Task to complete: Keep the pictures out of the copy and print all the entries below exactly.

Input data:
-- begin --

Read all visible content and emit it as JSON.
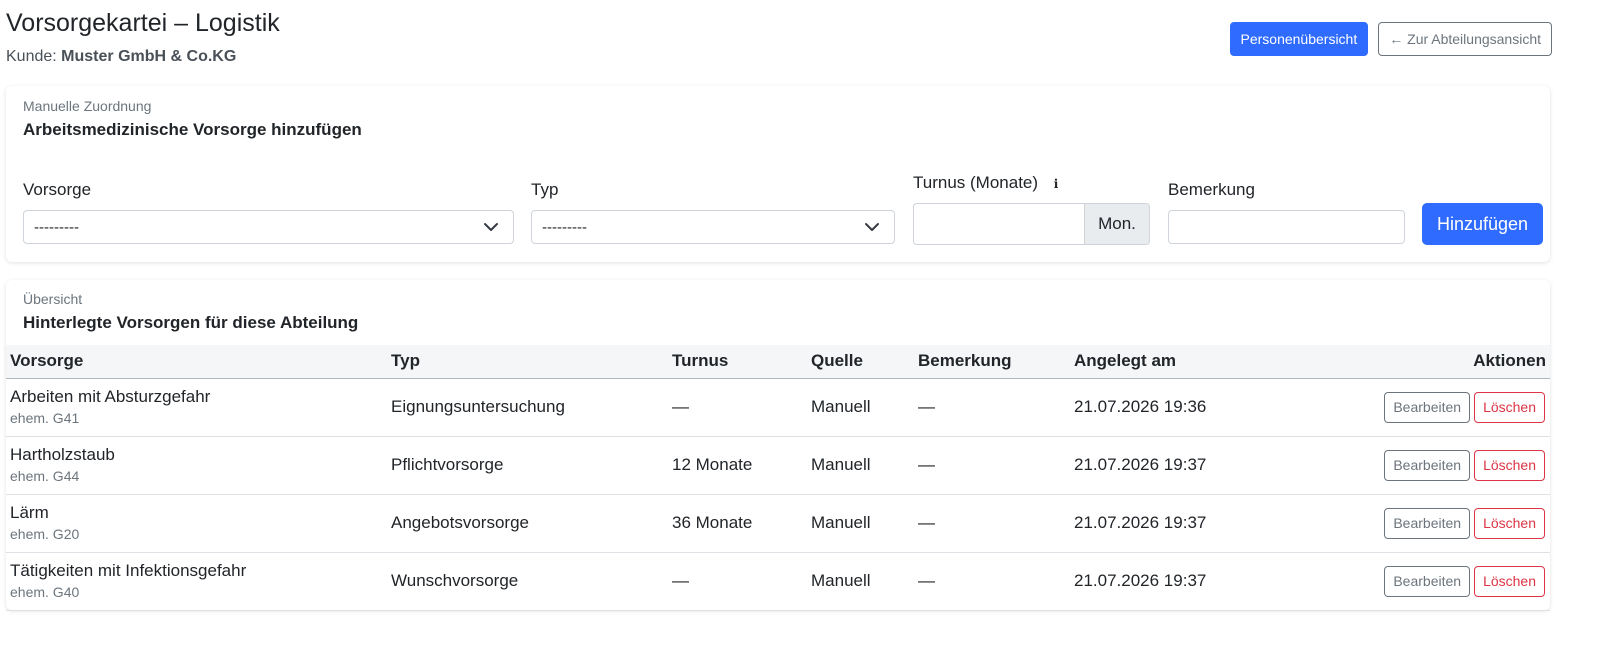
{
  "header": {
    "title": "Vorsorgekartei – Logistik",
    "customer_label": "Kunde:",
    "customer_name": "Muster GmbH & Co.KG",
    "persons_button": "Personenübersicht",
    "back_button": "← Zur Abteilungsansicht"
  },
  "add_card": {
    "eyebrow": "Manuelle Zuordnung",
    "heading": "Arbeitsmedizinische Vorsorge hinzufügen",
    "fields": {
      "vorsorge_label": "Vorsorge",
      "vorsorge_value": "---------",
      "typ_label": "Typ",
      "typ_value": "---------",
      "turnus_label": "Turnus (Monate)",
      "turnus_info": "i",
      "turnus_value": "",
      "turnus_addon": "Mon.",
      "bemerkung_label": "Bemerkung",
      "bemerkung_value": ""
    },
    "submit_button": "Hinzufügen"
  },
  "list_card": {
    "eyebrow": "Übersicht",
    "heading": "Hinterlegte Vorsorgen für diese Abteilung",
    "columns": [
      "Vorsorge",
      "Typ",
      "Turnus",
      "Quelle",
      "Bemerkung",
      "Angelegt am",
      "Aktionen"
    ],
    "rows": [
      {
        "vorsorge": "Arbeiten mit Absturzgefahr",
        "sub": "ehem. G41",
        "typ": "Eignungsuntersuchung",
        "turnus": "—",
        "quelle": "Manuell",
        "bemerkung": "—",
        "angelegt": "21.07.2026 19:36"
      },
      {
        "vorsorge": "Hartholzstaub",
        "sub": "ehem. G44",
        "typ": "Pflichtvorsorge",
        "turnus": "12 Monate",
        "quelle": "Manuell",
        "bemerkung": "—",
        "angelegt": "21.07.2026 19:37"
      },
      {
        "vorsorge": "Lärm",
        "sub": "ehem. G20",
        "typ": "Angebotsvorsorge",
        "turnus": "36 Monate",
        "quelle": "Manuell",
        "bemerkung": "—",
        "angelegt": "21.07.2026 19:37"
      },
      {
        "vorsorge": "Tätigkeiten mit Infektionsgefahr",
        "sub": "ehem. G40",
        "typ": "Wunschvorsorge",
        "turnus": "—",
        "quelle": "Manuell",
        "bemerkung": "—",
        "angelegt": "21.07.2026 19:37"
      }
    ],
    "edit_label": "Bearbeiten",
    "delete_label": "Löschen"
  },
  "colors": {
    "primary": "#2f6bff",
    "danger": "#dc3545",
    "secondary": "#6c757d"
  },
  "icons": {
    "select_chevron": "chevron-down-icon",
    "turnus_info": "info-icon"
  }
}
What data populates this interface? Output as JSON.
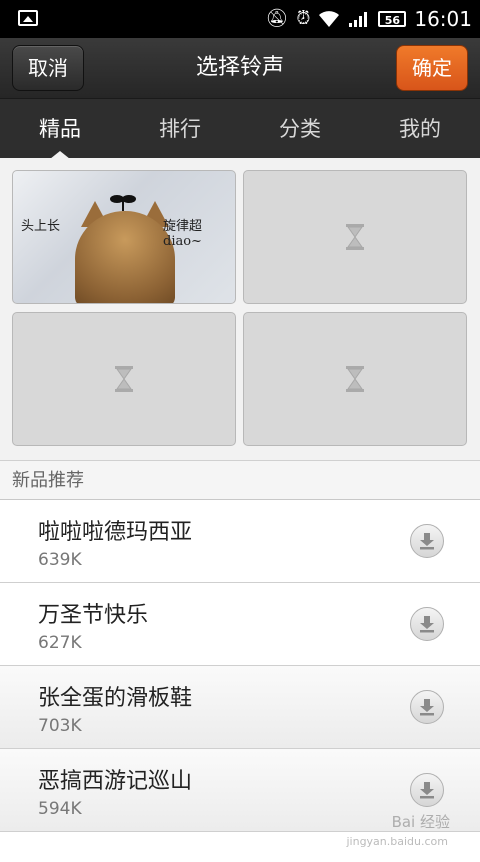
{
  "status_bar": {
    "time": "16:01",
    "battery": "56"
  },
  "header": {
    "cancel_label": "取消",
    "title": "选择铃声",
    "ok_label": "确定",
    "ok_color": "#e8651f"
  },
  "tabs": [
    {
      "label": "精品",
      "active": true
    },
    {
      "label": "排行",
      "active": false
    },
    {
      "label": "分类",
      "active": false
    },
    {
      "label": "我的",
      "active": false
    }
  ],
  "featured": {
    "banner_text_left": "头上长",
    "banner_text_right": "旋律超diao~"
  },
  "section_title": "新品推荐",
  "ringtones": [
    {
      "name": "啦啦啦德玛西亚",
      "size": "639K"
    },
    {
      "name": "万圣节快乐",
      "size": "627K"
    },
    {
      "name": "张全蛋的滑板鞋",
      "size": "703K"
    },
    {
      "name": "恶搞西游记巡山",
      "size": "594K"
    }
  ],
  "watermark": {
    "text": "Bai 经验",
    "sub": "jingyan.baidu.com"
  }
}
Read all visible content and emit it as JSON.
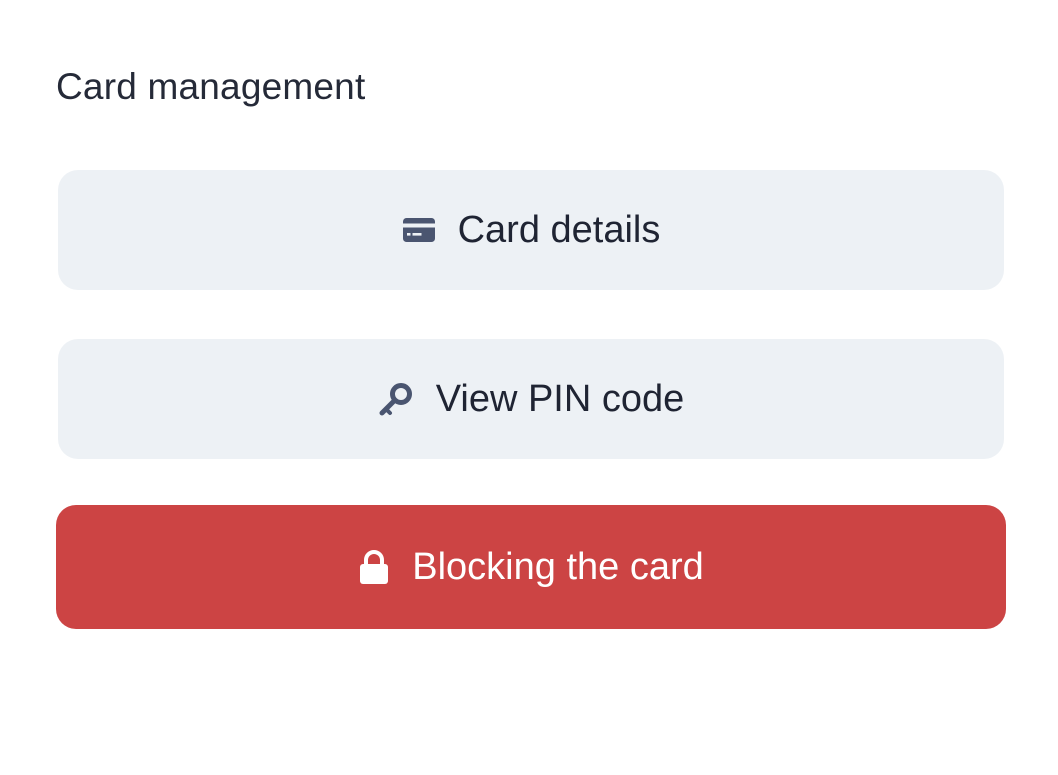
{
  "section": {
    "title": "Card management"
  },
  "actions": [
    {
      "label": "Card details",
      "icon": "credit-card-icon",
      "variant": "light"
    },
    {
      "label": "View PIN code",
      "icon": "key-icon",
      "variant": "light"
    },
    {
      "label": "Blocking the card",
      "icon": "lock-icon",
      "variant": "danger"
    }
  ],
  "colors": {
    "light_button_bg": "#edf1f5",
    "danger_button_bg": "#cc4444",
    "icon_color": "#4a5570",
    "text_color": "#1f2433"
  }
}
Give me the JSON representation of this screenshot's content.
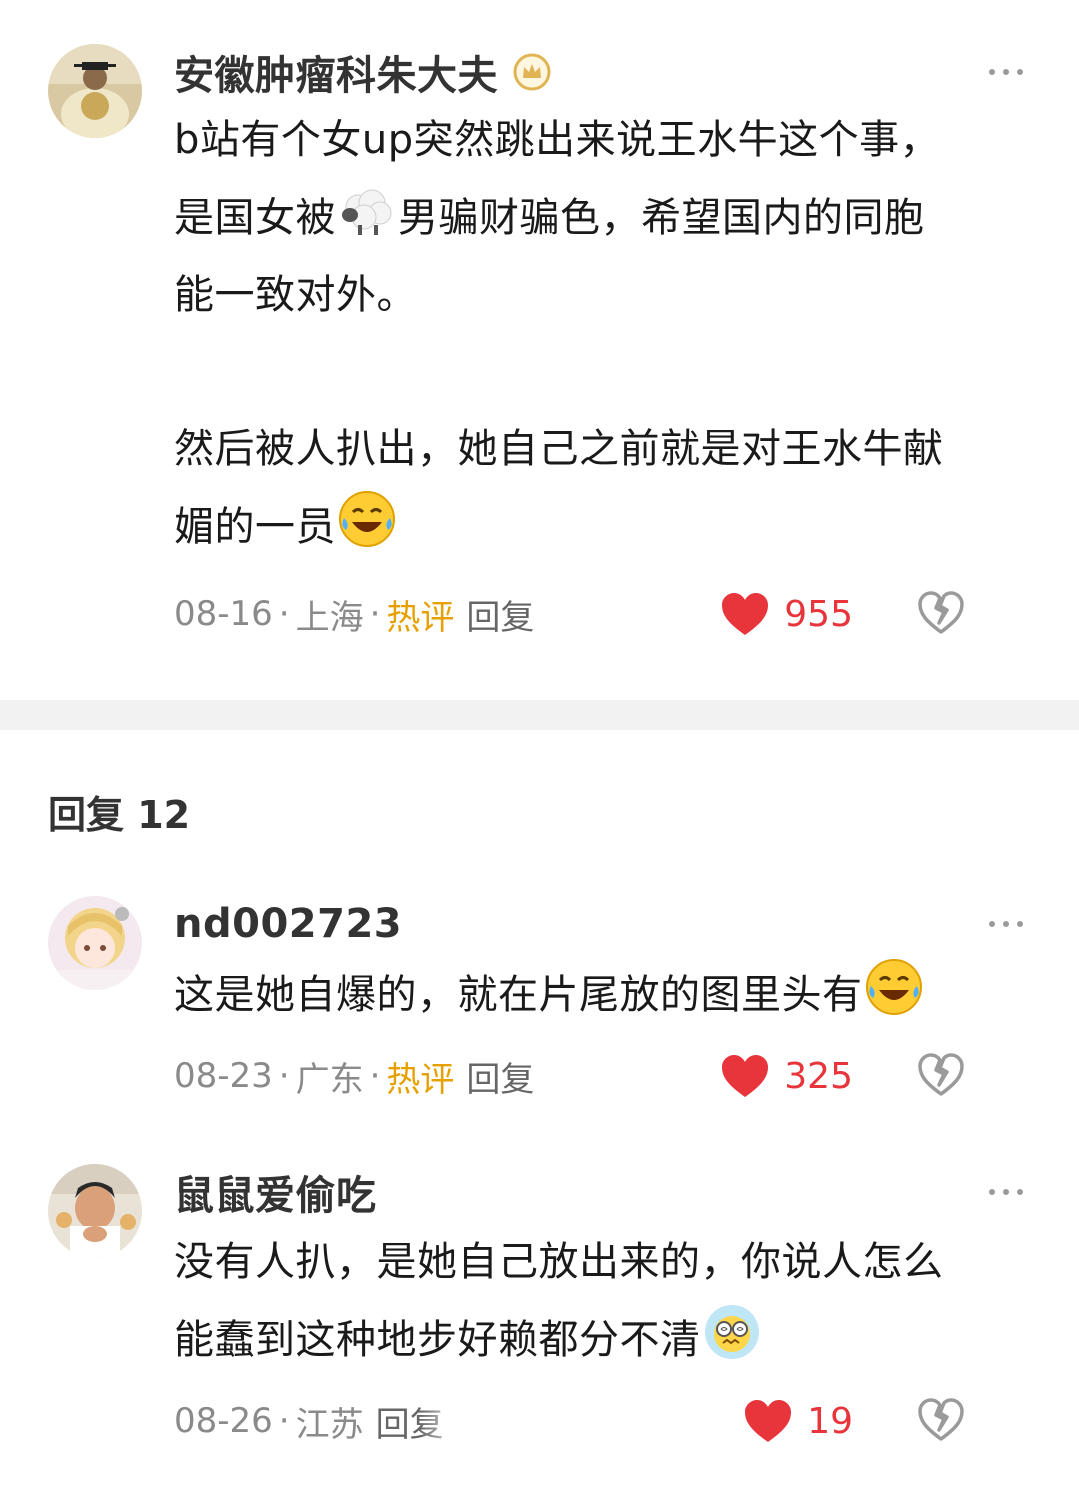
{
  "main_comment": {
    "author": "安徽肿瘤科朱大夫",
    "lines": [
      "b站有个女up突然跳出来说王水牛这个事，",
      "是国女被",
      "男骗财骗色，希望国内的同胞",
      "能一致对外。",
      "然后被人扒出，她自己之前就是对王水牛献",
      "媚的一员"
    ],
    "date": "08-16",
    "location": "上海",
    "hot_label": "热评",
    "reply_label": "回复",
    "likes": "955"
  },
  "replies_header": "回复 12",
  "replies": [
    {
      "author": "nd002723",
      "text": "这是她自爆的，就在片尾放的图里头有",
      "date": "08-23",
      "location": "广东",
      "hot_label": "热评",
      "reply_label": "回复",
      "likes": "325"
    },
    {
      "author": "鼠鼠爱偷吃",
      "lines": [
        "没有人扒，是她自己放出来的，你说人怎么",
        "能蠢到这种地步好赖都分不清"
      ],
      "date": "08-26",
      "location": "江苏",
      "reply_label": "回复",
      "likes": "19"
    }
  ],
  "separator": "·",
  "colors": {
    "like_red": "#e8353c",
    "hot_orange": "#e6a100",
    "meta_gray": "#8a8a8a"
  },
  "icons": [
    "crown-badge-icon",
    "more-icon",
    "heart-icon",
    "broken-heart-icon",
    "sheep-emoji",
    "laugh-cry-emoji",
    "dizzy-emoji"
  ]
}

-- end --

Task response:
Read all visible content and emit it as JSON.
{
  "header": {
    "title": "Vorsorgekartei – Logistik",
    "customer_label": "Kunde:",
    "customer_name": "Muster GmbH & Co.KG",
    "persons_button": "Personenübersicht",
    "back_button": "← Zur Abteilungsansicht"
  },
  "add_card": {
    "eyebrow": "Manuelle Zuordnung",
    "heading": "Arbeitsmedizinische Vorsorge hinzufügen",
    "fields": {
      "vorsorge_label": "Vorsorge",
      "vorsorge_value": "---------",
      "typ_label": "Typ",
      "typ_value": "---------",
      "turnus_label": "Turnus (Monate)",
      "turnus_info": "i",
      "turnus_value": "",
      "turnus_addon": "Mon.",
      "bemerkung_label": "Bemerkung",
      "bemerkung_value": ""
    },
    "submit_button": "Hinzufügen"
  },
  "list_card": {
    "eyebrow": "Übersicht",
    "heading": "Hinterlegte Vorsorgen für diese Abteilung",
    "columns": [
      "Vorsorge",
      "Typ",
      "Turnus",
      "Quelle",
      "Bemerkung",
      "Angelegt am",
      "Aktionen"
    ],
    "rows": [
      {
        "vorsorge": "Arbeiten mit Absturzgefahr",
        "sub": "ehem. G41",
        "typ": "Eignungsuntersuchung",
        "turnus": "—",
        "quelle": "Manuell",
        "bemerkung": "—",
        "angelegt": "21.07.2026 19:36"
      },
      {
        "vorsorge": "Hartholzstaub",
        "sub": "ehem. G44",
        "typ": "Pflichtvorsorge",
        "turnus": "12 Monate",
        "quelle": "Manuell",
        "bemerkung": "—",
        "angelegt": "21.07.2026 19:37"
      },
      {
        "vorsorge": "Lärm",
        "sub": "ehem. G20",
        "typ": "Angebotsvorsorge",
        "turnus": "36 Monate",
        "quelle": "Manuell",
        "bemerkung": "—",
        "angelegt": "21.07.2026 19:37"
      },
      {
        "vorsorge": "Tätigkeiten mit Infektionsgefahr",
        "sub": "ehem. G40",
        "typ": "Wunschvorsorge",
        "turnus": "—",
        "quelle": "Manuell",
        "bemerkung": "—",
        "angelegt": "21.07.2026 19:37"
      }
    ],
    "edit_label": "Bearbeiten",
    "delete_label": "Löschen"
  },
  "colors": {
    "primary": "#2f6bff",
    "danger": "#dc3545",
    "secondary": "#6c757d"
  },
  "icons": {
    "select_chevron": "chevron-down-icon",
    "turnus_info": "info-icon"
  }
}
What data populates this interface? Output as JSON.
{
  "status_bar": {
    "time": "16:01",
    "battery": "56"
  },
  "header": {
    "cancel_label": "取消",
    "title": "选择铃声",
    "ok_label": "确定",
    "ok_color": "#e8651f"
  },
  "tabs": [
    {
      "label": "精品",
      "active": true
    },
    {
      "label": "排行",
      "active": false
    },
    {
      "label": "分类",
      "active": false
    },
    {
      "label": "我的",
      "active": false
    }
  ],
  "featured": {
    "banner_text_left": "头上长",
    "banner_text_right": "旋律超diao~"
  },
  "section_title": "新品推荐",
  "ringtones": [
    {
      "name": "啦啦啦德玛西亚",
      "size": "639K"
    },
    {
      "name": "万圣节快乐",
      "size": "627K"
    },
    {
      "name": "张全蛋的滑板鞋",
      "size": "703K"
    },
    {
      "name": "恶搞西游记巡山",
      "size": "594K"
    }
  ],
  "watermark": {
    "text": "Bai 经验",
    "sub": "jingyan.baidu.com"
  }
}
Read all visible content and emit it as JSON.
{
  "section": {
    "title": "Card management"
  },
  "actions": [
    {
      "label": "Card details",
      "icon": "credit-card-icon",
      "variant": "light"
    },
    {
      "label": "View PIN code",
      "icon": "key-icon",
      "variant": "light"
    },
    {
      "label": "Blocking the card",
      "icon": "lock-icon",
      "variant": "danger"
    }
  ],
  "colors": {
    "light_button_bg": "#edf1f5",
    "danger_button_bg": "#cc4444",
    "icon_color": "#4a5570",
    "text_color": "#1f2433"
  }
}
Give me the JSON representation of this screenshot's content.
{
  "main_comment": {
    "author": "安徽肿瘤科朱大夫",
    "lines": [
      "b站有个女up突然跳出来说王水牛这个事，",
      "是国女被",
      "男骗财骗色，希望国内的同胞",
      "能一致对外。",
      "然后被人扒出，她自己之前就是对王水牛献",
      "媚的一员"
    ],
    "date": "08-16",
    "location": "上海",
    "hot_label": "热评",
    "reply_label": "回复",
    "likes": "955"
  },
  "replies_header": "回复 12",
  "replies": [
    {
      "author": "nd002723",
      "text": "这是她自爆的，就在片尾放的图里头有",
      "date": "08-23",
      "location": "广东",
      "hot_label": "热评",
      "reply_label": "回复",
      "likes": "325"
    },
    {
      "author": "鼠鼠爱偷吃",
      "lines": [
        "没有人扒，是她自己放出来的，你说人怎么",
        "能蠢到这种地步好赖都分不清"
      ],
      "date": "08-26",
      "location": "江苏",
      "reply_label": "回复",
      "likes": "19"
    }
  ],
  "separator": "·",
  "colors": {
    "like_red": "#e8353c",
    "hot_orange": "#e6a100",
    "meta_gray": "#8a8a8a"
  },
  "icons": [
    "crown-badge-icon",
    "more-icon",
    "heart-icon",
    "broken-heart-icon",
    "sheep-emoji",
    "laugh-cry-emoji",
    "dizzy-emoji"
  ]
}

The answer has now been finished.